▶ DIRECTIONS: Using the listing below, extract each line that has the word "SIZE" in it.

▶ SOURCE DATA:
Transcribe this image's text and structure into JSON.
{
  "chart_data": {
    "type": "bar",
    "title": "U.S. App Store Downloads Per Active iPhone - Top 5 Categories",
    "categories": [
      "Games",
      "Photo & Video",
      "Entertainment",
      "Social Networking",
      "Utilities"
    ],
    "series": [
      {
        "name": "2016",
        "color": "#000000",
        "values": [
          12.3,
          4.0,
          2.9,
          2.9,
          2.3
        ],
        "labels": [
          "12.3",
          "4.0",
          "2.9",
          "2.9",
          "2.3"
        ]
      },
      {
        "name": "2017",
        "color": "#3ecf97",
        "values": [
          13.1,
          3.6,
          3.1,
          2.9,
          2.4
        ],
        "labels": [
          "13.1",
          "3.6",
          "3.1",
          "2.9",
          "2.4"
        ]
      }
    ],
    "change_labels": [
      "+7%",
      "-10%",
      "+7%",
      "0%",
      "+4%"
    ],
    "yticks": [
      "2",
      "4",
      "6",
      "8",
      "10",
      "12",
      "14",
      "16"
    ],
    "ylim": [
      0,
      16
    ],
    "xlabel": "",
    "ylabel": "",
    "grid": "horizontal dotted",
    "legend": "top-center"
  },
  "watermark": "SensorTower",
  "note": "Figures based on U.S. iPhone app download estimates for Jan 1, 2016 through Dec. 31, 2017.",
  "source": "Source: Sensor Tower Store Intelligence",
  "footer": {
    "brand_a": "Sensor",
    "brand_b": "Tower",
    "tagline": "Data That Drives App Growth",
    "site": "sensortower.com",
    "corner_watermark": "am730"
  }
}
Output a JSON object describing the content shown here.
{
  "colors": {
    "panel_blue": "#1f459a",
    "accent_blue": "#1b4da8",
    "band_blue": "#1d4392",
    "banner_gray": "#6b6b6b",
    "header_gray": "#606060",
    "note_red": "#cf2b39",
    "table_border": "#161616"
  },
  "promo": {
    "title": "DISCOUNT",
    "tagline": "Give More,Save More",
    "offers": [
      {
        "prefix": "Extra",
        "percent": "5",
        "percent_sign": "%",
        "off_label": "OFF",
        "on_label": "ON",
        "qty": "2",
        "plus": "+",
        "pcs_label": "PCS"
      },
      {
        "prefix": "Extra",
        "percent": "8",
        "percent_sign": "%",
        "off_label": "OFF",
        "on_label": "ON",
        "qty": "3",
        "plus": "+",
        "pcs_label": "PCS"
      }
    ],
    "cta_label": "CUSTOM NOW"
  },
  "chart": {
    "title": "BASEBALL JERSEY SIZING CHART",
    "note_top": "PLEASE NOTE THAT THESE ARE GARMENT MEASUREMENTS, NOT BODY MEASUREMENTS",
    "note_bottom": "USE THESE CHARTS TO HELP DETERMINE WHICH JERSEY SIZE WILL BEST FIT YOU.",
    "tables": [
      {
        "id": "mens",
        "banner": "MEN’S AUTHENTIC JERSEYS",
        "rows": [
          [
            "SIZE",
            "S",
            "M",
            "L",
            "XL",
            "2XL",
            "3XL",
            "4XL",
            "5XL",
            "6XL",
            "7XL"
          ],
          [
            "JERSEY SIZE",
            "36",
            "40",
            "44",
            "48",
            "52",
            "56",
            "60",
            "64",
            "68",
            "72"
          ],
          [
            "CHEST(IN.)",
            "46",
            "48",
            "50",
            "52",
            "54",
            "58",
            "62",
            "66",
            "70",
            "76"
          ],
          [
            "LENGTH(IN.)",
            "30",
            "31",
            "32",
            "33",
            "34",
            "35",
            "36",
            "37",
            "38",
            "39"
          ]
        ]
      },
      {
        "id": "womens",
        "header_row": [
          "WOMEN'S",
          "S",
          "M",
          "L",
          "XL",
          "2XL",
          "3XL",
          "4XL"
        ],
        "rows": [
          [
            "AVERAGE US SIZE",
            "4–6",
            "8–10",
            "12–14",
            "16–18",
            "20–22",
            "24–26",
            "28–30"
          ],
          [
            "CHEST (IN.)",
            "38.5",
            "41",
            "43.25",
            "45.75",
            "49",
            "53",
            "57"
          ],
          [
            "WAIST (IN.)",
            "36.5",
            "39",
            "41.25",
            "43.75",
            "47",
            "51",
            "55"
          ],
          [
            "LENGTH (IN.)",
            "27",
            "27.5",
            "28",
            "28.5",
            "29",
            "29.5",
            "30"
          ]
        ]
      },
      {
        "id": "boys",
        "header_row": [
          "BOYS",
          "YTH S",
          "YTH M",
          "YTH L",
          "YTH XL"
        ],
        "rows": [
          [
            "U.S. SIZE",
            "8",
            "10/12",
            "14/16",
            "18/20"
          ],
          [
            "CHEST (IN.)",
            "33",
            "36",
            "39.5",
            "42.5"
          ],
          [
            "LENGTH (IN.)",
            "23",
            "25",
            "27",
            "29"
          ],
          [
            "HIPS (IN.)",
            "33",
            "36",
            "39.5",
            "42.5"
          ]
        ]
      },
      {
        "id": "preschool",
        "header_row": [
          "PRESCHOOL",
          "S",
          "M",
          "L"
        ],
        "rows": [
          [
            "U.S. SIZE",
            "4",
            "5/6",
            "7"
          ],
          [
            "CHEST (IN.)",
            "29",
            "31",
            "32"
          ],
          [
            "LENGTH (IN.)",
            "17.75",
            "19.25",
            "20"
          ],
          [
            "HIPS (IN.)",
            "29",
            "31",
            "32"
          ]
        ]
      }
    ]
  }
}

▶ IN RESPONSE:
    "note_bottom": "USE THESE CHARTS TO HELP DETERMINE WHICH JERSEY SIZE WILL BEST FIT YOU.",
            "SIZE",
            "JERSEY SIZE",
            "AVERAGE US SIZE",
            "U.S. SIZE",
            "U.S. SIZE",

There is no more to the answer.